Reproduce all the entries exactly and keep the pictures out.

# Data shown:
———
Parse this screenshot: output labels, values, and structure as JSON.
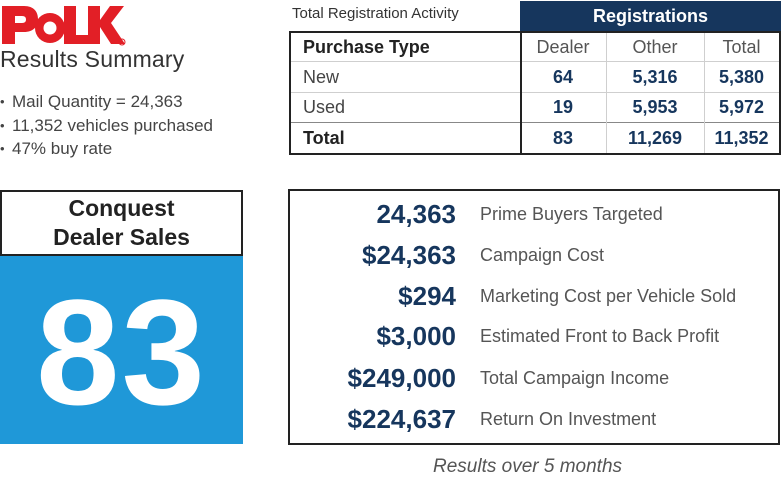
{
  "brand": {
    "logo_text": "POLK",
    "logo_color": "#e21f26"
  },
  "summary": {
    "title": "Results Summary",
    "bullets": [
      "Mail Quantity = 24,363",
      "11,352 vehicles purchased",
      "47% buy rate"
    ]
  },
  "conquest": {
    "line1": "Conquest",
    "line2": "Dealer Sales",
    "value": "83",
    "box_color": "#1f98d8"
  },
  "registration_table": {
    "caption": "Total Registration Activity",
    "group_header": "Registrations",
    "columns": [
      "Purchase Type",
      "Dealer",
      "Other",
      "Total"
    ],
    "rows": [
      {
        "type": "New",
        "dealer": "64",
        "other": "5,316",
        "total": "5,380"
      },
      {
        "type": "Used",
        "dealer": "19",
        "other": "5,953",
        "total": "5,972"
      },
      {
        "type": "Total",
        "dealer": "83",
        "other": "11,269",
        "total": "11,352"
      }
    ],
    "header_color": "#16365d"
  },
  "metrics": [
    {
      "value": "24,363",
      "label": "Prime Buyers Targeted"
    },
    {
      "value": "$24,363",
      "label": "Campaign Cost"
    },
    {
      "value": "$294",
      "label": "Marketing Cost per Vehicle Sold"
    },
    {
      "value": "$3,000",
      "label": "Estimated Front to Back Profit"
    },
    {
      "value": "$249,000",
      "label": "Total Campaign Income"
    },
    {
      "value": "$224,637",
      "label": "Return On Investment"
    }
  ],
  "footnote": "Results over 5 months"
}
———
# Output:
Parse this screenshot: output labels, values, and structure as JSON.
{
  "brand": {
    "logo_text": "POLK",
    "logo_color": "#e21f26"
  },
  "summary": {
    "title": "Results Summary",
    "bullets": [
      "Mail Quantity = 24,363",
      "11,352 vehicles purchased",
      "47% buy rate"
    ]
  },
  "conquest": {
    "line1": "Conquest",
    "line2": "Dealer Sales",
    "value": "83",
    "box_color": "#1f98d8"
  },
  "registration_table": {
    "caption": "Total Registration Activity",
    "group_header": "Registrations",
    "columns": [
      "Purchase Type",
      "Dealer",
      "Other",
      "Total"
    ],
    "rows": [
      {
        "type": "New",
        "dealer": "64",
        "other": "5,316",
        "total": "5,380"
      },
      {
        "type": "Used",
        "dealer": "19",
        "other": "5,953",
        "total": "5,972"
      },
      {
        "type": "Total",
        "dealer": "83",
        "other": "11,269",
        "total": "11,352"
      }
    ],
    "header_color": "#16365d"
  },
  "metrics": [
    {
      "value": "24,363",
      "label": "Prime Buyers Targeted"
    },
    {
      "value": "$24,363",
      "label": "Campaign Cost"
    },
    {
      "value": "$294",
      "label": "Marketing Cost per Vehicle Sold"
    },
    {
      "value": "$3,000",
      "label": "Estimated Front to Back Profit"
    },
    {
      "value": "$249,000",
      "label": "Total Campaign Income"
    },
    {
      "value": "$224,637",
      "label": "Return On Investment"
    }
  ],
  "footnote": "Results over 5 months"
}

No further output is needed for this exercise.